- _Work to be completed_: Give back all the data exactly, line by line.

Dataset entries
_ _ _ _

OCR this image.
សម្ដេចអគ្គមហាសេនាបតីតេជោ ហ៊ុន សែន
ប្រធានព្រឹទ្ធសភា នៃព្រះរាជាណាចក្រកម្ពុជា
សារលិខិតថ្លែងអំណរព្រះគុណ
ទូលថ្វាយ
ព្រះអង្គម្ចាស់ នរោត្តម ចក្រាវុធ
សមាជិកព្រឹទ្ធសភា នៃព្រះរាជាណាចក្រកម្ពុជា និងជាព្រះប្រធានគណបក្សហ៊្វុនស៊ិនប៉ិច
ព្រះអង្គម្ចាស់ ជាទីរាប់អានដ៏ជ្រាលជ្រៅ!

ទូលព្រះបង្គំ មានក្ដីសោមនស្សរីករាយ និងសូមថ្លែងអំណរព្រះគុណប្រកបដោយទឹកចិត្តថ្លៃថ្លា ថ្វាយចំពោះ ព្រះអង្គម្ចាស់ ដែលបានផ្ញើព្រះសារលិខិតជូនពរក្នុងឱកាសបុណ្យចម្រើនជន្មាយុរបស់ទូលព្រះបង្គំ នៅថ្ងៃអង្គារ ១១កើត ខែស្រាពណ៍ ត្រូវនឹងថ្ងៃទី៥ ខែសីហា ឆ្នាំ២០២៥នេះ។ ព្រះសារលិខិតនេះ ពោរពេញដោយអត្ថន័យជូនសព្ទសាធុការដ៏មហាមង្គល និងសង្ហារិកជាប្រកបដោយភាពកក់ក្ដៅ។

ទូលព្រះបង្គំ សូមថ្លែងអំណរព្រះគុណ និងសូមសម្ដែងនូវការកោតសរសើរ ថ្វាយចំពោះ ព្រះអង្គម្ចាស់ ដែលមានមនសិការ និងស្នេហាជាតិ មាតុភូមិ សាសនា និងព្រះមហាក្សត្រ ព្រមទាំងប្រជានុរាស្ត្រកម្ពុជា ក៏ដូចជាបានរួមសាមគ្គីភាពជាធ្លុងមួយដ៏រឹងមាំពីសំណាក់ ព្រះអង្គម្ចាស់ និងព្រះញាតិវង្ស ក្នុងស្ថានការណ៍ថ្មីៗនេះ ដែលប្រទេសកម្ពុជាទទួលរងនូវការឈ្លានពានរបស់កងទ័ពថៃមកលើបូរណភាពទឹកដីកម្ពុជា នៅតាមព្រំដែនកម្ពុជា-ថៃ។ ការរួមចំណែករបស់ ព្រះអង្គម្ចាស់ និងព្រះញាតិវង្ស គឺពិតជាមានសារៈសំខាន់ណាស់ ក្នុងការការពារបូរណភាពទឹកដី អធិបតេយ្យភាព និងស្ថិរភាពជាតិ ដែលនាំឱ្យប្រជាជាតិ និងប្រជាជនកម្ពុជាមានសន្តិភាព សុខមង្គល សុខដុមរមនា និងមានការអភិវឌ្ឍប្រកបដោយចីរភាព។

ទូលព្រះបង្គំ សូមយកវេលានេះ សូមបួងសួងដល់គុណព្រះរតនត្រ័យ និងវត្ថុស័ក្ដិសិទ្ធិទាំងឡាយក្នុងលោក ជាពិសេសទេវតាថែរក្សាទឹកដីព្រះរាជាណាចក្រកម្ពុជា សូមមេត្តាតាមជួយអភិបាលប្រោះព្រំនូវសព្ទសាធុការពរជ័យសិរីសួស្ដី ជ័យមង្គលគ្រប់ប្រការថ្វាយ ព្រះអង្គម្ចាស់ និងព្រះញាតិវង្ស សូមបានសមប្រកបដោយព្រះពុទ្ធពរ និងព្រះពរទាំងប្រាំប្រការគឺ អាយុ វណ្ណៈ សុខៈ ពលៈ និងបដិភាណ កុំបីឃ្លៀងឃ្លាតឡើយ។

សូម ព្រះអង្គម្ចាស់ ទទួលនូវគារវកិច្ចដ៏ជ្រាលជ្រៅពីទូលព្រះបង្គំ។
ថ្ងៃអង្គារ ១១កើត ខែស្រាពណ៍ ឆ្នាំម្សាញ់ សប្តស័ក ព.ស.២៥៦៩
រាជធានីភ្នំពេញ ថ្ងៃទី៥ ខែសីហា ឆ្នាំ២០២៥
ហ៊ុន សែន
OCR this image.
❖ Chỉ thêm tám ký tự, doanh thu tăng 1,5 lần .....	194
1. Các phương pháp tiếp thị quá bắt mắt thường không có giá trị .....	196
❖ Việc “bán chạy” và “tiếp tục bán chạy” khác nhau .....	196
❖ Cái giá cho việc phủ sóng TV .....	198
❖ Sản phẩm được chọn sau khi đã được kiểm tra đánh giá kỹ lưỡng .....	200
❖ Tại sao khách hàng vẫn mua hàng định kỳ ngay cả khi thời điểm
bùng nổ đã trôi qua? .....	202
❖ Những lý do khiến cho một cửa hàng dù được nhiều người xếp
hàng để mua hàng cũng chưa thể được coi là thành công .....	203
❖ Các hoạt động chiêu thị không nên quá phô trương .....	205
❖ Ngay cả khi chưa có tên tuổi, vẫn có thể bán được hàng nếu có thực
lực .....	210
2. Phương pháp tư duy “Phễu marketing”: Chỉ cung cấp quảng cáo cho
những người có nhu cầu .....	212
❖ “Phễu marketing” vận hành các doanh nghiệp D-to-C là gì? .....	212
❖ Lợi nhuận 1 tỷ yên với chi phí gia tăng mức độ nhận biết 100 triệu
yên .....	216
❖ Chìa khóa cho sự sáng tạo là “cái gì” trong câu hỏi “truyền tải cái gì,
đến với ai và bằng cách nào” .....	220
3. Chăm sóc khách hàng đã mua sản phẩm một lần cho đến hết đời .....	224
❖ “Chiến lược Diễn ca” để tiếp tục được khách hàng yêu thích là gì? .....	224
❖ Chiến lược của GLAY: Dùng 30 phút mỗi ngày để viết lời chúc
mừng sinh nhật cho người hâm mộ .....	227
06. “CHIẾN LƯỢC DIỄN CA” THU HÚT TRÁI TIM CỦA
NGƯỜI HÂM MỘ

_ _ _ _

- _Solution to the problem_:
OCR this image.
សម្ដេចអគ្គមហាសេនាបតីតេជោ ហ៊ុន សែន
ប្រធានព្រឹទ្ធសភា នៃព្រះរាជាណាចក្រកម្ពុជា
សារលិខិតថ្លែងអំណរព្រះគុណ
ទូលថ្វាយ
ព្រះអង្គម្ចាស់ នរោត្តម ចក្រាវុធ
សមាជិកព្រឹទ្ធសភា នៃព្រះរាជាណាចក្រកម្ពុជា និងជាព្រះប្រធានគណបក្សហ៊្វុនស៊ិនប៉ិច
ព្រះអង្គម្ចាស់ ជាទីរាប់អានដ៏ជ្រាលជ្រៅ!

ទូលព្រះបង្គំ មានក្ដីសោមនស្សរីករាយ និងសូមថ្លែងអំណរព្រះគុណប្រកបដោយទឹកចិត្តថ្លៃថ្លា ថ្វាយចំពោះ ព្រះអង្គម្ចាស់ ដែលបានផ្ញើព្រះសារលិខិតជូនពរក្នុងឱកាសបុណ្យចម្រើនជន្មាយុរបស់ទូលព្រះបង្គំ នៅថ្ងៃអង្គារ ១១កើត ខែស្រាពណ៍ ត្រូវនឹងថ្ងៃទី៥ ខែសីហា ឆ្នាំ២០២៥នេះ។ ព្រះសារលិខិតនេះ ពោរពេញដោយអត្ថន័យជូនសព្ទសាធុការដ៏មហាមង្គល និងសង្ហារិកជាប្រកបដោយភាពកក់ក្ដៅ។

ទូលព្រះបង្គំ សូមថ្លែងអំណរព្រះគុណ និងសូមសម្ដែងនូវការកោតសរសើរ ថ្វាយចំពោះ ព្រះអង្គម្ចាស់ ដែលមានមនសិការ និងស្នេហាជាតិ មាតុភូមិ សាសនា និងព្រះមហាក្សត្រ ព្រមទាំងប្រជានុរាស្ត្រកម្ពុជា ក៏ដូចជាបានរួមសាមគ្គីភាពជាធ្លុងមួយដ៏រឹងមាំពីសំណាក់ ព្រះអង្គម្ចាស់ និងព្រះញាតិវង្ស ក្នុងស្ថានការណ៍ថ្មីៗនេះ ដែលប្រទេសកម្ពុជាទទួលរងនូវការឈ្លានពានរបស់កងទ័ពថៃមកលើបូរណភាពទឹកដីកម្ពុជា នៅតាមព្រំដែនកម្ពុជា-ថៃ។ ការរួមចំណែករបស់ ព្រះអង្គម្ចាស់ និងព្រះញាតិវង្ស គឺពិតជាមានសារៈសំខាន់ណាស់ ក្នុងការការពារបូរណភាពទឹកដី អធិបតេយ្យភាព និងស្ថិរភាពជាតិ ដែលនាំឱ្យប្រជាជាតិ និងប្រជាជនកម្ពុជាមានសន្តិភាព សុខមង្គល សុខដុមរមនា និងមានការអភិវឌ្ឍប្រកបដោយចីរភាព។

ទូលព្រះបង្គំ សូមយកវេលានេះ សូមបួងសួងដល់គុណព្រះរតនត្រ័យ និងវត្ថុស័ក្ដិសិទ្ធិទាំងឡាយក្នុងលោក ជាពិសេសទេវតាថែរក្សាទឹកដីព្រះរាជាណាចក្រកម្ពុជា សូមមេត្តាតាមជួយអភិបាលប្រោះព្រំនូវសព្ទសាធុការពរជ័យសិរីសួស្ដី ជ័យមង្គលគ្រប់ប្រការថ្វាយ ព្រះអង្គម្ចាស់ និងព្រះញាតិវង្ស សូមបានសមប្រកបដោយព្រះពុទ្ធពរ និងព្រះពរទាំងប្រាំប្រការគឺ អាយុ វណ្ណៈ សុខៈ ពលៈ និងបដិភាណ កុំបីឃ្លៀងឃ្លាតឡើយ។

សូម ព្រះអង្គម្ចាស់ ទទួលនូវគារវកិច្ចដ៏ជ្រាលជ្រៅពីទូលព្រះបង្គំ។
ថ្ងៃអង្គារ ១១កើត ខែស្រាពណ៍ ឆ្នាំម្សាញ់ សប្តស័ក ព.ស.២៥៦៩
រាជធានីភ្នំពេញ ថ្ងៃទី៥ ខែសីហា ឆ្នាំ២០២៥
ហ៊ុន សែន
OCR this image.
❖ Chỉ thêm tám ký tự, doanh thu tăng 1,5 lần .....	194
1. Các phương pháp tiếp thị quá bắt mắt thường không có giá trị .....	196
❖ Việc “bán chạy” và “tiếp tục bán chạy” khác nhau .....	196
❖ Cái giá cho việc phủ sóng TV .....	198
❖ Sản phẩm được chọn sau khi đã được kiểm tra đánh giá kỹ lưỡng .....	200
❖ Tại sao khách hàng vẫn mua hàng định kỳ ngay cả khi thời điểm
bùng nổ đã trôi qua? .....	202
❖ Những lý do khiến cho một cửa hàng dù được nhiều người xếp
hàng để mua hàng cũng chưa thể được coi là thành công .....	203
❖ Các hoạt động chiêu thị không nên quá phô trương .....	205
❖ Ngay cả khi chưa có tên tuổi, vẫn có thể bán được hàng nếu có thực
lực .....	210
2. Phương pháp tư duy “Phễu marketing”: Chỉ cung cấp quảng cáo cho
những người có nhu cầu .....	212
❖ “Phễu marketing” vận hành các doanh nghiệp D-to-C là gì? .....	212
❖ Lợi nhuận 1 tỷ yên với chi phí gia tăng mức độ nhận biết 100 triệu
yên .....	216
❖ Chìa khóa cho sự sáng tạo là “cái gì” trong câu hỏi “truyền tải cái gì,
đến với ai và bằng cách nào” .....	220
3. Chăm sóc khách hàng đã mua sản phẩm một lần cho đến hết đời .....	224
❖ “Chiến lược Diễn ca” để tiếp tục được khách hàng yêu thích là gì? .....	224
❖ Chiến lược của GLAY: Dùng 30 phút mỗi ngày để viết lời chúc
mừng sinh nhật cho người hâm mộ .....	227
06. “CHIẾN LƯỢC DIỄN CA” THU HÚT TRÁI TIM CỦA
NGƯỜI HÂM MỘ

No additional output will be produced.